SHORT PROBLEM> Which lines contain the string "such"? Please list every one of them.

--- start of RECORD SET ---

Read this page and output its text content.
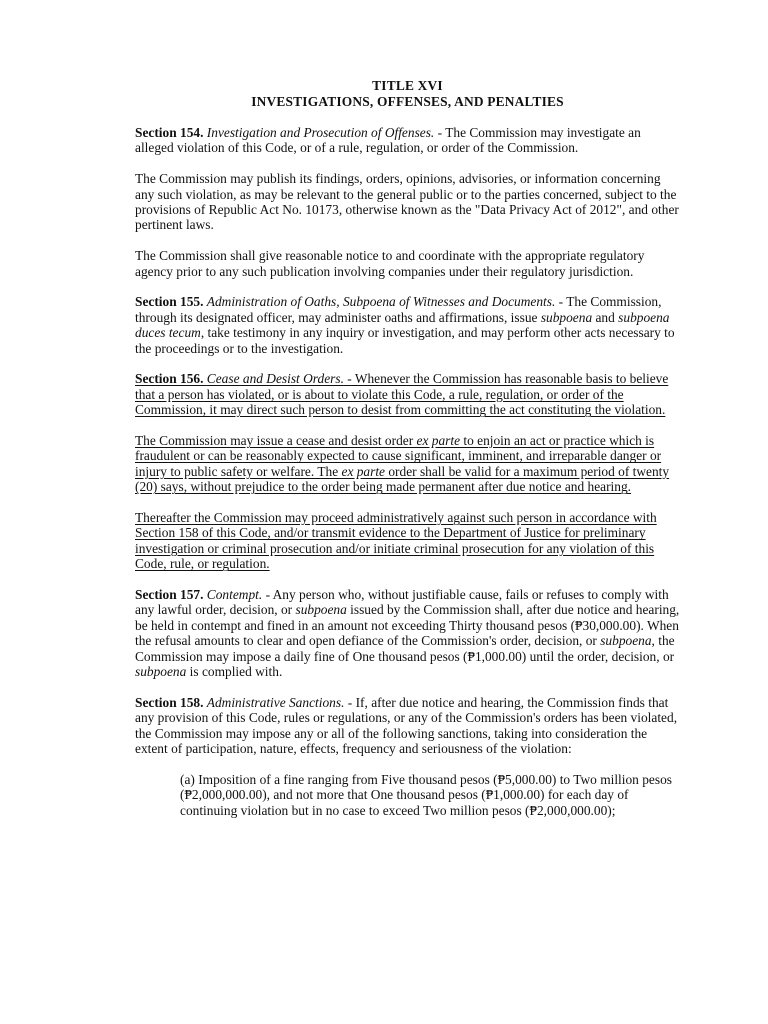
TITLE XVI
INVESTIGATIONS, OFFENSES, AND PENALTIES

Section 154. Investigation and Prosecution of Offenses. - The Commission may investigate an alleged violation of this Code, or of a rule, regulation, or order of the Commission.

The Commission may publish its findings, orders, opinions, advisories, or information concerning any such violation, as may be relevant to the general public or to the parties concerned, subject to the provisions of Republic Act No. 10173, otherwise known as the "Data Privacy Act of 2012", and other pertinent laws.

The Commission shall give reasonable notice to and coordinate with the appropriate regulatory agency prior to any such publication involving companies under their regulatory jurisdiction.

Section 155. Administration of Oaths, Subpoena of Witnesses and Documents. - The Commission, through its designated officer, may administer oaths and affirmations, issue subpoena and subpoena duces tecum, take testimony in any inquiry or investigation, and may perform other acts necessary to the proceedings or to the investigation.

Section 156. Cease and Desist Orders. - Whenever the Commission has reasonable basis to believe that a person has violated, or is about to violate this Code, a rule, regulation, or order of the Commission, it may direct such person to desist from committing the act constituting the violation.

The Commission may issue a cease and desist order ex parte to enjoin an act or practice which is fraudulent or can be reasonably expected to cause significant, imminent, and irreparable danger or injury to public safety or welfare. The ex parte order shall be valid for a maximum period of twenty (20) says, without prejudice to the order being made permanent after due notice and hearing.

Thereafter the Commission may proceed administratively against such person in accordance with Section 158 of this Code, and/or transmit evidence to the Department of Justice for preliminary investigation or criminal prosecution and/or initiate criminal prosecution for any violation of this Code, rule, or regulation.

Section 157. Contempt. - Any person who, without justifiable cause, fails or refuses to comply with any lawful order, decision, or subpoena issued by the Commission shall, after due notice and hearing, be held in contempt and fined in an amount not exceeding Thirty thousand pesos (₱30,000.00). When the refusal amounts to clear and open defiance of the Commission's order, decision, or subpoena, the Commission may impose a daily fine of One thousand pesos (₱1,000.00) until the order, decision, or subpoena is complied with.

Section 158. Administrative Sanctions. - If, after due notice and hearing, the Commission finds that any provision of this Code, rules or regulations, or any of the Commission's orders has been violated, the Commission may impose any or all of the following sanctions, taking into consideration the extent of participation, nature, effects, frequency and seriousness of the violation:

(a) Imposition of a fine ranging from Five thousand pesos (₱5,000.00) to Two million pesos (₱2,000,000.00), and not more that One thousand pesos (₱1,000.00) for each day of continuing violation but in no case to exceed Two million pesos (₱2,000,000.00);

--- end of RECORD SET ---

SOLUTION>
The Commission may publish its findings, orders, opinions, advisories, or information concerning any such violation, as may be relevant to the general public or to the parties concerned, subject to the provisions of Republic Act No. 10173, otherwise known as the "Data Privacy Act of 2012", and other pertinent laws.
The Commission shall give reasonable notice to and coordinate with the appropriate regulatory agency prior to any such publication involving companies under their regulatory jurisdiction.
Section 156. Cease and Desist Orders. - Whenever the Commission has reasonable basis to believe that a person has violated, or is about to violate this Code, a rule, regulation, or order of the Commission, it may direct such person to desist from committing the act constituting the violation.
Thereafter the Commission may proceed administratively against such person in accordance with Section 158 of this Code, and/or transmit evidence to the Department of Justice for preliminary investigation or criminal prosecution and/or initiate criminal prosecution for any violation of this Code, rule, or regulation.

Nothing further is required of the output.